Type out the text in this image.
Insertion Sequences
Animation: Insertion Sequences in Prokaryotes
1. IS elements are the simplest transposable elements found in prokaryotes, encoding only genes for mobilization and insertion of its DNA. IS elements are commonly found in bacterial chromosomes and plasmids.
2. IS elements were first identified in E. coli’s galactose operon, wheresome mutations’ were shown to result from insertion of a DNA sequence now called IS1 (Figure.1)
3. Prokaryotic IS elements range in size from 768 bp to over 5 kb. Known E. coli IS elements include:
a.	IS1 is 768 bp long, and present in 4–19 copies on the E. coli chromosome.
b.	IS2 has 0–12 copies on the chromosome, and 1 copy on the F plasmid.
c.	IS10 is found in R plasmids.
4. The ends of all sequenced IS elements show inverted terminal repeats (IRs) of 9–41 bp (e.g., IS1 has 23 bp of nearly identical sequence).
++++++++++
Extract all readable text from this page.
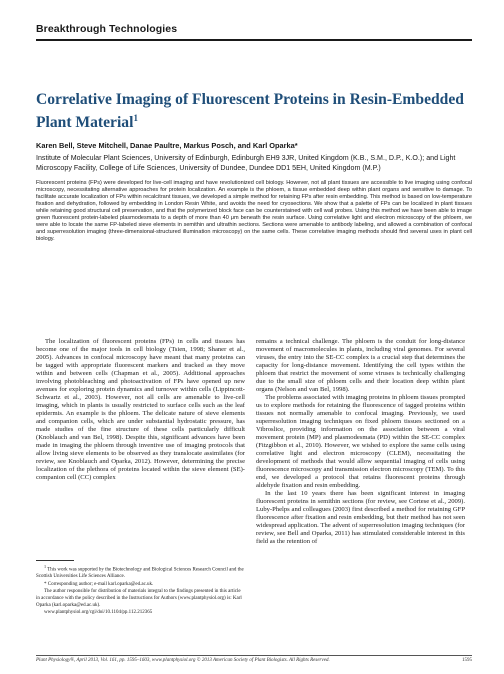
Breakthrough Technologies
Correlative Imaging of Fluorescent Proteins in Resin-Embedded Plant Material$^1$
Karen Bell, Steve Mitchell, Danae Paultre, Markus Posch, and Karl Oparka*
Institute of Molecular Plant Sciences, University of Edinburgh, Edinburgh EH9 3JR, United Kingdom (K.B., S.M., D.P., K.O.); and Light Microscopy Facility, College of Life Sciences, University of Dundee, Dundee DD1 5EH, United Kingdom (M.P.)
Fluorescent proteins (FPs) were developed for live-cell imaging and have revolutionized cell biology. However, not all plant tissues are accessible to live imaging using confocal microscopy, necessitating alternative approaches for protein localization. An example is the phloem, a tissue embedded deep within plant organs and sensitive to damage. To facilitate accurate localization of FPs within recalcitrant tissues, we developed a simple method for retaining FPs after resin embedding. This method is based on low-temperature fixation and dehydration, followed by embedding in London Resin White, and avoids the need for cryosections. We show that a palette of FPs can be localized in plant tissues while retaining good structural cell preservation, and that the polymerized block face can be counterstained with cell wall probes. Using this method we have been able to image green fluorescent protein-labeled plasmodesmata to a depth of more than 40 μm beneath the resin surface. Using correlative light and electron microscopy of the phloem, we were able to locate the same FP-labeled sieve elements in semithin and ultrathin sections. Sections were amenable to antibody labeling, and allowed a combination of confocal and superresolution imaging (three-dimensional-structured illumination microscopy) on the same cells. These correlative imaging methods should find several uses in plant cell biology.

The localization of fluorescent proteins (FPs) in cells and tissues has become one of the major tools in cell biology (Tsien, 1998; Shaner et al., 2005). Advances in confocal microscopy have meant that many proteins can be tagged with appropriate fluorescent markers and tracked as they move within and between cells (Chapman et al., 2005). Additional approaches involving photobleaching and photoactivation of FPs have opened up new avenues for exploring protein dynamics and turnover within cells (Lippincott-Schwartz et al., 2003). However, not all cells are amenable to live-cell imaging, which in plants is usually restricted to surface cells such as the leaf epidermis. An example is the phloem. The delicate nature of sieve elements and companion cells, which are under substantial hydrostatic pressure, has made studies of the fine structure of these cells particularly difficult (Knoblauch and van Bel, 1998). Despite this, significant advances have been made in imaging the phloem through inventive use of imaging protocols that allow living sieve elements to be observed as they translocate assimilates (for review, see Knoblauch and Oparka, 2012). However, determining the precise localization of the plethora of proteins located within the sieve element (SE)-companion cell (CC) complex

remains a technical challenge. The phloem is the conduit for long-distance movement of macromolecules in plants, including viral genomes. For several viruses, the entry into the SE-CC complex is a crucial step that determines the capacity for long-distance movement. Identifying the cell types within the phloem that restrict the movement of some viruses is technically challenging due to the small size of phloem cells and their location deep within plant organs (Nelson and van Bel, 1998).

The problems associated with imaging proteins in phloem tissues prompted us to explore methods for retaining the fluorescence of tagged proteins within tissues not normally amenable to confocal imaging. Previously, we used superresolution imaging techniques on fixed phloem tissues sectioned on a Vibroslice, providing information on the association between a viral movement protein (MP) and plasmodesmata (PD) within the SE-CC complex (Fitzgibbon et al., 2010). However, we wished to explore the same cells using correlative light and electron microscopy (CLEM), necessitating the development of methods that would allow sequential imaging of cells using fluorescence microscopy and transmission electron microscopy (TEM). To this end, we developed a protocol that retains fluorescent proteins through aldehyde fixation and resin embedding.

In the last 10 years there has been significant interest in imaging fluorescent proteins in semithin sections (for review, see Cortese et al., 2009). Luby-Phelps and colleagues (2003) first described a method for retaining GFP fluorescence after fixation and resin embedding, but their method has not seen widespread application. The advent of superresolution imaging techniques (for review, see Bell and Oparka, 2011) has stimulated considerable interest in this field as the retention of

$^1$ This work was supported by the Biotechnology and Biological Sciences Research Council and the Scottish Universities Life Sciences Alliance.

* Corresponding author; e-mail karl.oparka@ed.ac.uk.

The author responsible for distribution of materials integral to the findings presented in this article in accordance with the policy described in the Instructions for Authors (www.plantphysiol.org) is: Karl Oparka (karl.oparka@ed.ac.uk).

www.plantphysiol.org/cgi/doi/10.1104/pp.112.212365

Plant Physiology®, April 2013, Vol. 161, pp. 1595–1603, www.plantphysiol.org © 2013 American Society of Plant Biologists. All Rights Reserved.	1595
++++++++++
### Exercise aim:
Would you show all lines of the material above that contain the word "author"?

### Solution:
* Corresponding author; e-mail karl.oparka@ed.ac.uk.
The author responsible for distribution of materials integral to the findings presented in this article in accordance with the policy described in the Instructions for Authors (www.plantphysiol.org) is: Karl Oparka (karl.oparka@ed.ac.uk).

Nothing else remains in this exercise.